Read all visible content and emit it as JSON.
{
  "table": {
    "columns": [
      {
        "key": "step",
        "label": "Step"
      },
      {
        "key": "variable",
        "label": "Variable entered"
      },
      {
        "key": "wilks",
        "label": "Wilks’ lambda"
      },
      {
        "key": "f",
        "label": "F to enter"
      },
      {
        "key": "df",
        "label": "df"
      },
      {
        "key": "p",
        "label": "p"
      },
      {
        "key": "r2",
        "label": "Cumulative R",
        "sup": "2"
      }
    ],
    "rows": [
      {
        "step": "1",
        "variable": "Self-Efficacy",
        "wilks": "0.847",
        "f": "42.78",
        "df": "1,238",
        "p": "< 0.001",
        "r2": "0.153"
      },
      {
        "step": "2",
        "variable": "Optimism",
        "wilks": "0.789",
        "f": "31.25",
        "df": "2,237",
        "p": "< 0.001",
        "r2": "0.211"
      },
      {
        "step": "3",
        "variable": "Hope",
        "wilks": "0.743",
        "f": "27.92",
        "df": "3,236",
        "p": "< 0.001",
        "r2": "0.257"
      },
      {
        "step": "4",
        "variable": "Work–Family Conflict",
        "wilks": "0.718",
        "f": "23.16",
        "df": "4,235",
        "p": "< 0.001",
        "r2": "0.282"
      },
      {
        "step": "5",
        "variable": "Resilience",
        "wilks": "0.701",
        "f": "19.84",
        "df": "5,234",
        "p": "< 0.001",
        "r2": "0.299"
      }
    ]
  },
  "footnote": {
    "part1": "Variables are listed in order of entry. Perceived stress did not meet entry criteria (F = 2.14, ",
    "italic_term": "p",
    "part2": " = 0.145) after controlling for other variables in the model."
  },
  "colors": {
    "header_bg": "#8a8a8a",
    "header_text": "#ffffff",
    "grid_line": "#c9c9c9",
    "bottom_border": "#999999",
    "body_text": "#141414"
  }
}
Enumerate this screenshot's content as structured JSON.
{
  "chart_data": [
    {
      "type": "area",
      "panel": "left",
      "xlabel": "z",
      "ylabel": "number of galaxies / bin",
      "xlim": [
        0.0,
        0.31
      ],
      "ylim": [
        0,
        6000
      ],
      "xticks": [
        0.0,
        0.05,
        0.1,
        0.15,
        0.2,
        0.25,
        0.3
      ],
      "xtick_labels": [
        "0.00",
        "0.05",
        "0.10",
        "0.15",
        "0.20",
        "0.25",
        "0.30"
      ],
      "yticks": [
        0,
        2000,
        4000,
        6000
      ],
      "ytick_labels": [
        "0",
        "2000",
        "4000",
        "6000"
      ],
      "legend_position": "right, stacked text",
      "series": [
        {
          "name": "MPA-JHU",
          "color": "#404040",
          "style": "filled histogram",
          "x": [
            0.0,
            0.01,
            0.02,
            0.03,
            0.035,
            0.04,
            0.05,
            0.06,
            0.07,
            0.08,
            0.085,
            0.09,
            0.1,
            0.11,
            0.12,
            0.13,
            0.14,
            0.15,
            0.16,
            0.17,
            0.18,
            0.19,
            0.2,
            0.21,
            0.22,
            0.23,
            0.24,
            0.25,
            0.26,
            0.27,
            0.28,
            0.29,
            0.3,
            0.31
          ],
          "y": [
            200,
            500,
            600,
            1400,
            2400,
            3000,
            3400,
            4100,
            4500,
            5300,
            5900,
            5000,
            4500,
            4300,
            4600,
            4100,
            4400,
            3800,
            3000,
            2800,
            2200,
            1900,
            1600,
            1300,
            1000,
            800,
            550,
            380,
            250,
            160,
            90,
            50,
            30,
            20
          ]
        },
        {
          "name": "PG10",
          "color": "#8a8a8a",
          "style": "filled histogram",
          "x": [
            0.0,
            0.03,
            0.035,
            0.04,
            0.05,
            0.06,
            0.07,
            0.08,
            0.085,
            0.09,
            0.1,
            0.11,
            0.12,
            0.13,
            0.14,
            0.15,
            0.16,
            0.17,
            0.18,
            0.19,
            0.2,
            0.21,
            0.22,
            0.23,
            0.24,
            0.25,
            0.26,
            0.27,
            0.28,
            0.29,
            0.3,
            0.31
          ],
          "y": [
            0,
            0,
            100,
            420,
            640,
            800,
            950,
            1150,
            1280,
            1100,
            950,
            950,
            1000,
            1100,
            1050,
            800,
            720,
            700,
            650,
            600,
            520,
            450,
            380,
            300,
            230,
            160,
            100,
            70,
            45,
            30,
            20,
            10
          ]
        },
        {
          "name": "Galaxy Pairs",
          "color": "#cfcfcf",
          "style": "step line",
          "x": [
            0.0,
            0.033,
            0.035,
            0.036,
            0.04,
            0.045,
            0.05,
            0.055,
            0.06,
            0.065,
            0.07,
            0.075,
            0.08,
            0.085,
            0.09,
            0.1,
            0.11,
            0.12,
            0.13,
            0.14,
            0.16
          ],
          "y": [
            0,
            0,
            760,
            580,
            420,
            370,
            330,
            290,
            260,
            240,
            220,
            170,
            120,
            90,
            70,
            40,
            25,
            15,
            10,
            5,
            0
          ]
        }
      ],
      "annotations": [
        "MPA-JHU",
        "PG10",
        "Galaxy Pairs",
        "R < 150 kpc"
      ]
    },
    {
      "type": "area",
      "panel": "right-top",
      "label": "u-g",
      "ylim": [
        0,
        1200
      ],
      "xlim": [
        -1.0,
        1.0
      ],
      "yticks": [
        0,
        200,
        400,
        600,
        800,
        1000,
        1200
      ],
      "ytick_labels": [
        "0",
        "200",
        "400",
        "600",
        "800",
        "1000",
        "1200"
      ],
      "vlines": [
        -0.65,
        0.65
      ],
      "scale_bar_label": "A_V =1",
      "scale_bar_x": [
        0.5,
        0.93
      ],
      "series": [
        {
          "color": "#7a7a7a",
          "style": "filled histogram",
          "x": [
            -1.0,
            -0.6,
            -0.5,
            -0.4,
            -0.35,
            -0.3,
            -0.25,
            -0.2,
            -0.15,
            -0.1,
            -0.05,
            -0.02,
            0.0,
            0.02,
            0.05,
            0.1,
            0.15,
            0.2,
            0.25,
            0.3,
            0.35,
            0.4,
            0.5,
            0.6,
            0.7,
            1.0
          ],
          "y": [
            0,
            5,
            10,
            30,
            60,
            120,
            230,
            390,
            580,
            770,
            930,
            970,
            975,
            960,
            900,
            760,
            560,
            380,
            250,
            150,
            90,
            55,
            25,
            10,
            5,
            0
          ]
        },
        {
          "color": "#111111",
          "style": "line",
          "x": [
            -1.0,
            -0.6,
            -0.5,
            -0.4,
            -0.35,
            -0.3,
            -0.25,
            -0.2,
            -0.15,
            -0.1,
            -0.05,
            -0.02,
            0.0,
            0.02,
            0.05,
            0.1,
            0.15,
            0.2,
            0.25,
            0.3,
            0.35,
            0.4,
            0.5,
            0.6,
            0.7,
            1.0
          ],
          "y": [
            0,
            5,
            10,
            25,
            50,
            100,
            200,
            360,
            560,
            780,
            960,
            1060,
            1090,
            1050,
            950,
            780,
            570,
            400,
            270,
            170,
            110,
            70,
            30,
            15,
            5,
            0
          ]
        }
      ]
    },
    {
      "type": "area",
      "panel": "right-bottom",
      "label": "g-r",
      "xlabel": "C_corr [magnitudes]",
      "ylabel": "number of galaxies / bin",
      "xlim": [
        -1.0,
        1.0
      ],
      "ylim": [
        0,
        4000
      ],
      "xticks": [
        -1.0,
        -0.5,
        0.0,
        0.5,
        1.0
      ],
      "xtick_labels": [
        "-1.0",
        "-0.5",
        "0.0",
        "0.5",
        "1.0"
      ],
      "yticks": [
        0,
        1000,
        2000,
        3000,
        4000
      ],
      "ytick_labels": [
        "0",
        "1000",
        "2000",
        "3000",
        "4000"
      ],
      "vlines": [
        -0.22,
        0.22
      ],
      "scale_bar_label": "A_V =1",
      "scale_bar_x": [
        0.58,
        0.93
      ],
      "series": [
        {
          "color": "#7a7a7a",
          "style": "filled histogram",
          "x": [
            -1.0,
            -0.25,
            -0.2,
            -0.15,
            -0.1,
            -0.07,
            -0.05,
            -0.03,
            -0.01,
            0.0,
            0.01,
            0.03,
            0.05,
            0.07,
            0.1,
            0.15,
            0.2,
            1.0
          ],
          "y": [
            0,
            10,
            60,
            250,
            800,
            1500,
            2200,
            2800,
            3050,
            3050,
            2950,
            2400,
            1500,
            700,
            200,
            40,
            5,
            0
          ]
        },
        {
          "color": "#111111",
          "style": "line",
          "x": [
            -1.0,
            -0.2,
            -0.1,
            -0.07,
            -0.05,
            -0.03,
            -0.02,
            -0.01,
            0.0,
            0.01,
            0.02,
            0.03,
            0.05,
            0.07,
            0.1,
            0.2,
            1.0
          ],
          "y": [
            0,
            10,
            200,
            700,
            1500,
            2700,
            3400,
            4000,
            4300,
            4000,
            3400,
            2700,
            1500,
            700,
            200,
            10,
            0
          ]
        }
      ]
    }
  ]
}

Direction » What is the number of lines in this listing that contain the word "name"? Answer with that number and nothing else.

Output » 3